--- Data records ---
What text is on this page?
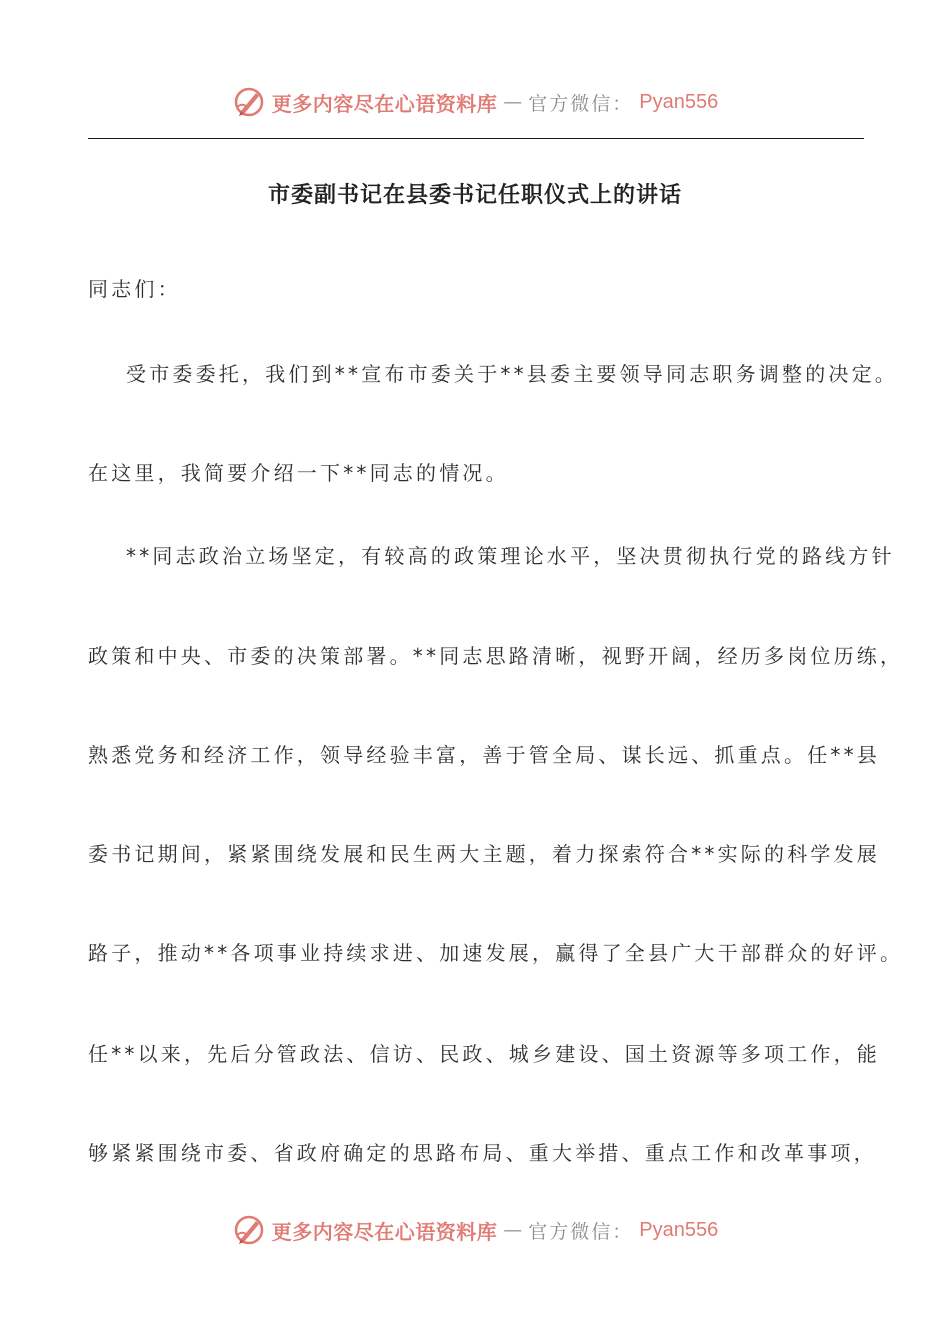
更多内容尽在心语资料库 — 官方微信： Pyan556
市委副书记在县委书记任职仪式上的讲话
同志们：
受市委委托，我们到**宣布市委关于**县委主要领导同志职务调整的决定。
在这里，我简要介绍一下**同志的情况。
**同志政治立场坚定，有较高的政策理论水平，坚决贯彻执行党的路线方针
政策和中央、市委的决策部署。**同志思路清晰，视野开阔，经历多岗位历练，
熟悉党务和经济工作，领导经验丰富，善于管全局、谋长远、抓重点。任**县
委书记期间，紧紧围绕发展和民生两大主题，着力探索符合**实际的科学发展
路子，推动**各项事业持续求进、加速发展，赢得了全县广大干部群众的好评。
任**以来，先后分管政法、信访、民政、城乡建设、国土资源等多项工作，能
够紧紧围绕市委、省政府确定的思路布局、重大举措、重点工作和改革事项，
更多内容尽在心语资料库 — 官方微信： Pyan556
---
Exercise aim: Copy all the records above exactly, but leave out the pictures.

Solution to this task:
What text is on this page?
更多内容尽在心语资料库 — 官方微信： Pyan556
市委副书记在县委书记任职仪式上的讲话
同志们：
受市委委托，我们到**宣布市委关于**县委主要领导同志职务调整的决定。
在这里，我简要介绍一下**同志的情况。
**同志政治立场坚定，有较高的政策理论水平，坚决贯彻执行党的路线方针
政策和中央、市委的决策部署。**同志思路清晰，视野开阔，经历多岗位历练，
熟悉党务和经济工作，领导经验丰富，善于管全局、谋长远、抓重点。任**县
委书记期间，紧紧围绕发展和民生两大主题，着力探索符合**实际的科学发展
路子，推动**各项事业持续求进、加速发展，赢得了全县广大干部群众的好评。
任**以来，先后分管政法、信访、民政、城乡建设、国土资源等多项工作，能
够紧紧围绕市委、省政府确定的思路布局、重大举措、重点工作和改革事项，
更多内容尽在心语资料库 — 官方微信： Pyan556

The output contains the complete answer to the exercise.